* **Your instructions**
Extract the listing below in full, unchanged.

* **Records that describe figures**
*****
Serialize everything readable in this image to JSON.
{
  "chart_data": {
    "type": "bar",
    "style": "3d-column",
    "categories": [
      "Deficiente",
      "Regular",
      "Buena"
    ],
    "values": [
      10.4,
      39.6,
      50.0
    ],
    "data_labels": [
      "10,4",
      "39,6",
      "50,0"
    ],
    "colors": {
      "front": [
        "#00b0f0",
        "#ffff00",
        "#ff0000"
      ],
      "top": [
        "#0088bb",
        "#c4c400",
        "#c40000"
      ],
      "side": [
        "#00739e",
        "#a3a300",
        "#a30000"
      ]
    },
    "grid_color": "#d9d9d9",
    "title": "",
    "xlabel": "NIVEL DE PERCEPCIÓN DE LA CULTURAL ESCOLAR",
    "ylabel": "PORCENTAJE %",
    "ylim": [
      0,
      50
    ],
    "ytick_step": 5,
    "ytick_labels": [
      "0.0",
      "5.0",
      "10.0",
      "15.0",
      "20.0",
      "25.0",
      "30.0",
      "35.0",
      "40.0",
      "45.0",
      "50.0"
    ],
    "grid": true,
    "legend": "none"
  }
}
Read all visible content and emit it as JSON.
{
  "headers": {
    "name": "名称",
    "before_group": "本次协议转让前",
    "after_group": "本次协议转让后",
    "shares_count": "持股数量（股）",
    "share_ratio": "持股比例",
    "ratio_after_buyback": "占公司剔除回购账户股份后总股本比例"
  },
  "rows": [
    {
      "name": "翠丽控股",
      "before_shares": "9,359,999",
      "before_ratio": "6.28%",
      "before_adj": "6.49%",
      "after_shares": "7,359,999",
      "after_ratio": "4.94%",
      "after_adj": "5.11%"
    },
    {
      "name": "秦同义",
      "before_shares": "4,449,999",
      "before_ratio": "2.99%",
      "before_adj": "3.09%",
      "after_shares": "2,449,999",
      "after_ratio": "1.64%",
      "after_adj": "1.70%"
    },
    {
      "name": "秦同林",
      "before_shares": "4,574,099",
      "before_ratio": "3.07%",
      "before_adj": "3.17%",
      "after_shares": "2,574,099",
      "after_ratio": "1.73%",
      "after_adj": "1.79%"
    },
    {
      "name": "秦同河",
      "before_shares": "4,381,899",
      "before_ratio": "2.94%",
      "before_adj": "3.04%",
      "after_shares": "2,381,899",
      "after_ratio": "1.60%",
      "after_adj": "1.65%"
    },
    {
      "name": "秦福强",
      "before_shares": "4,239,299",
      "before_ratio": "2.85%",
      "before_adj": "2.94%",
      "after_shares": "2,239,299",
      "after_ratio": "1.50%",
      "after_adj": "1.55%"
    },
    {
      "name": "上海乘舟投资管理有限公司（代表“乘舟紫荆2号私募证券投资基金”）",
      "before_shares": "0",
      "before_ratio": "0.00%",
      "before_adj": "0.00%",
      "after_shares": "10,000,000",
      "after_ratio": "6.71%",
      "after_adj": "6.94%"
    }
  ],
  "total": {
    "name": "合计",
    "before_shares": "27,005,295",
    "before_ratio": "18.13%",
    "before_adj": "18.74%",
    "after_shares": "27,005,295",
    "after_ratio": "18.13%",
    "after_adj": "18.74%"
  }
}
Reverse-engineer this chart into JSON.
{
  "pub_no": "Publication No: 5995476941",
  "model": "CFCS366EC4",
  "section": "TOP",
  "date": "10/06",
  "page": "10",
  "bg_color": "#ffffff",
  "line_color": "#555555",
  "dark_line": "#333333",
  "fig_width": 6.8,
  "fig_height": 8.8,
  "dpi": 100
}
*****
* **Written response**
Serialize everything readable in this image to JSON.
{
  "chart_data": {
    "type": "bar",
    "style": "3d-column",
    "categories": [
      "Deficiente",
      "Regular",
      "Buena"
    ],
    "values": [
      10.4,
      39.6,
      50.0
    ],
    "data_labels": [
      "10,4",
      "39,6",
      "50,0"
    ],
    "colors": {
      "front": [
        "#00b0f0",
        "#ffff00",
        "#ff0000"
      ],
      "top": [
        "#0088bb",
        "#c4c400",
        "#c40000"
      ],
      "side": [
        "#00739e",
        "#a3a300",
        "#a30000"
      ]
    },
    "grid_color": "#d9d9d9",
    "title": "",
    "xlabel": "NIVEL DE PERCEPCIÓN DE LA CULTURAL ESCOLAR",
    "ylabel": "PORCENTAJE %",
    "ylim": [
      0,
      50
    ],
    "ytick_step": 5,
    "ytick_labels": [
      "0.0",
      "5.0",
      "10.0",
      "15.0",
      "20.0",
      "25.0",
      "30.0",
      "35.0",
      "40.0",
      "45.0",
      "50.0"
    ],
    "grid": true,
    "legend": "none"
  }
}
Read all visible content and emit it as JSON.
{
  "headers": {
    "name": "名称",
    "before_group": "本次协议转让前",
    "after_group": "本次协议转让后",
    "shares_count": "持股数量（股）",
    "share_ratio": "持股比例",
    "ratio_after_buyback": "占公司剔除回购账户股份后总股本比例"
  },
  "rows": [
    {
      "name": "翠丽控股",
      "before_shares": "9,359,999",
      "before_ratio": "6.28%",
      "before_adj": "6.49%",
      "after_shares": "7,359,999",
      "after_ratio": "4.94%",
      "after_adj": "5.11%"
    },
    {
      "name": "秦同义",
      "before_shares": "4,449,999",
      "before_ratio": "2.99%",
      "before_adj": "3.09%",
      "after_shares": "2,449,999",
      "after_ratio": "1.64%",
      "after_adj": "1.70%"
    },
    {
      "name": "秦同林",
      "before_shares": "4,574,099",
      "before_ratio": "3.07%",
      "before_adj": "3.17%",
      "after_shares": "2,574,099",
      "after_ratio": "1.73%",
      "after_adj": "1.79%"
    },
    {
      "name": "秦同河",
      "before_shares": "4,381,899",
      "before_ratio": "2.94%",
      "before_adj": "3.04%",
      "after_shares": "2,381,899",
      "after_ratio": "1.60%",
      "after_adj": "1.65%"
    },
    {
      "name": "秦福强",
      "before_shares": "4,239,299",
      "before_ratio": "2.85%",
      "before_adj": "2.94%",
      "after_shares": "2,239,299",
      "after_ratio": "1.50%",
      "after_adj": "1.55%"
    },
    {
      "name": "上海乘舟投资管理有限公司（代表“乘舟紫荆2号私募证券投资基金”）",
      "before_shares": "0",
      "before_ratio": "0.00%",
      "before_adj": "0.00%",
      "after_shares": "10,000,000",
      "after_ratio": "6.71%",
      "after_adj": "6.94%"
    }
  ],
  "total": {
    "name": "合计",
    "before_shares": "27,005,295",
    "before_ratio": "18.13%",
    "before_adj": "18.74%",
    "after_shares": "27,005,295",
    "after_ratio": "18.13%",
    "after_adj": "18.74%"
  }
}
Reverse-engineer this chart into JSON.
{
  "pub_no": "Publication No: 5995476941",
  "model": "CFCS366EC4",
  "section": "TOP",
  "date": "10/06",
  "page": "10",
  "bg_color": "#ffffff",
  "line_color": "#555555",
  "dark_line": "#333333",
  "fig_width": 6.8,
  "fig_height": 8.8,
  "dpi": 100
}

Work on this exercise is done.